*Written task:*
Copy the data precisely, character for character, and leave out every picture.

*Data for processing:*
================

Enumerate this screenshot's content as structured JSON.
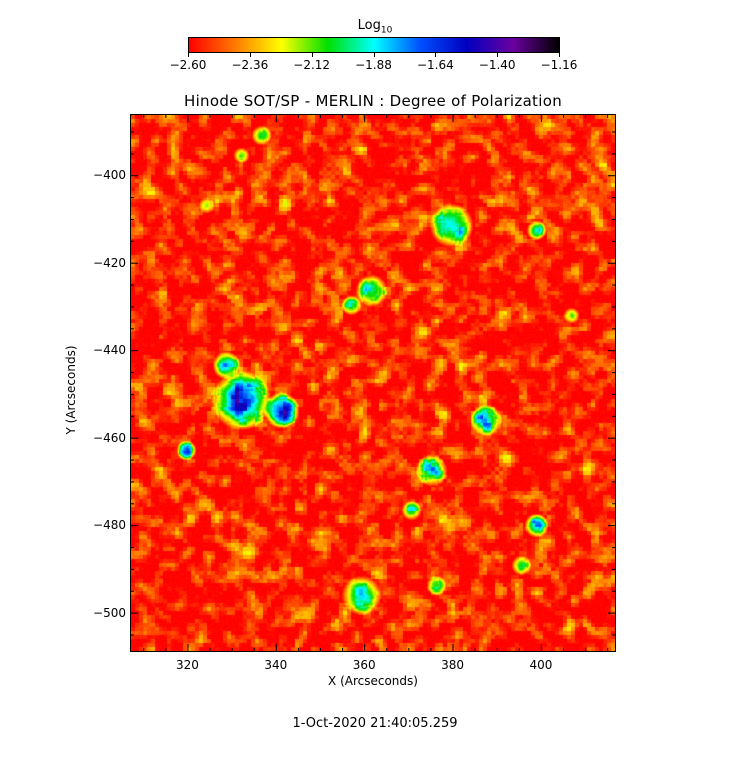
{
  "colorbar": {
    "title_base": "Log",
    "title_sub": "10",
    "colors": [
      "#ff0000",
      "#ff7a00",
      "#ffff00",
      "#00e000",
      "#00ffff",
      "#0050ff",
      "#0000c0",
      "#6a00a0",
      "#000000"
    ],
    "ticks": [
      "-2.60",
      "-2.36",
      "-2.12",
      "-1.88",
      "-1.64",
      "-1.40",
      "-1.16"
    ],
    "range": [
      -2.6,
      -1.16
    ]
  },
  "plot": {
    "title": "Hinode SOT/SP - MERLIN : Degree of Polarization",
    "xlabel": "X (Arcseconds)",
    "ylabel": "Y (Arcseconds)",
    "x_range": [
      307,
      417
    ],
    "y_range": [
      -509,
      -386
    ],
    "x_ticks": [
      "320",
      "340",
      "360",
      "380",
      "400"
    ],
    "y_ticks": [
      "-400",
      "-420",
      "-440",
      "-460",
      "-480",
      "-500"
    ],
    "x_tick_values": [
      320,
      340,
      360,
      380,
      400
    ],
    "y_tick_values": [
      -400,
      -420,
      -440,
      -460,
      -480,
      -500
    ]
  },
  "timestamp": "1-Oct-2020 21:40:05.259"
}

================

*Reply:*
Enumerate this screenshot's content as structured JSON.
{
  "colorbar": {
    "title_base": "Log",
    "title_sub": "10",
    "colors": [
      "#ff0000",
      "#ff7a00",
      "#ffff00",
      "#00e000",
      "#00ffff",
      "#0050ff",
      "#0000c0",
      "#6a00a0",
      "#000000"
    ],
    "ticks": [
      "-2.60",
      "-2.36",
      "-2.12",
      "-1.88",
      "-1.64",
      "-1.40",
      "-1.16"
    ],
    "range": [
      -2.6,
      -1.16
    ]
  },
  "plot": {
    "title": "Hinode SOT/SP - MERLIN : Degree of Polarization",
    "xlabel": "X (Arcseconds)",
    "ylabel": "Y (Arcseconds)",
    "x_range": [
      307,
      417
    ],
    "y_range": [
      -509,
      -386
    ],
    "x_ticks": [
      "320",
      "340",
      "360",
      "380",
      "400"
    ],
    "y_ticks": [
      "-400",
      "-420",
      "-440",
      "-460",
      "-480",
      "-500"
    ],
    "x_tick_values": [
      320,
      340,
      360,
      380,
      400
    ],
    "y_tick_values": [
      -400,
      -420,
      -440,
      -460,
      -480,
      -500
    ]
  },
  "timestamp": "1-Oct-2020 21:40:05.259"
}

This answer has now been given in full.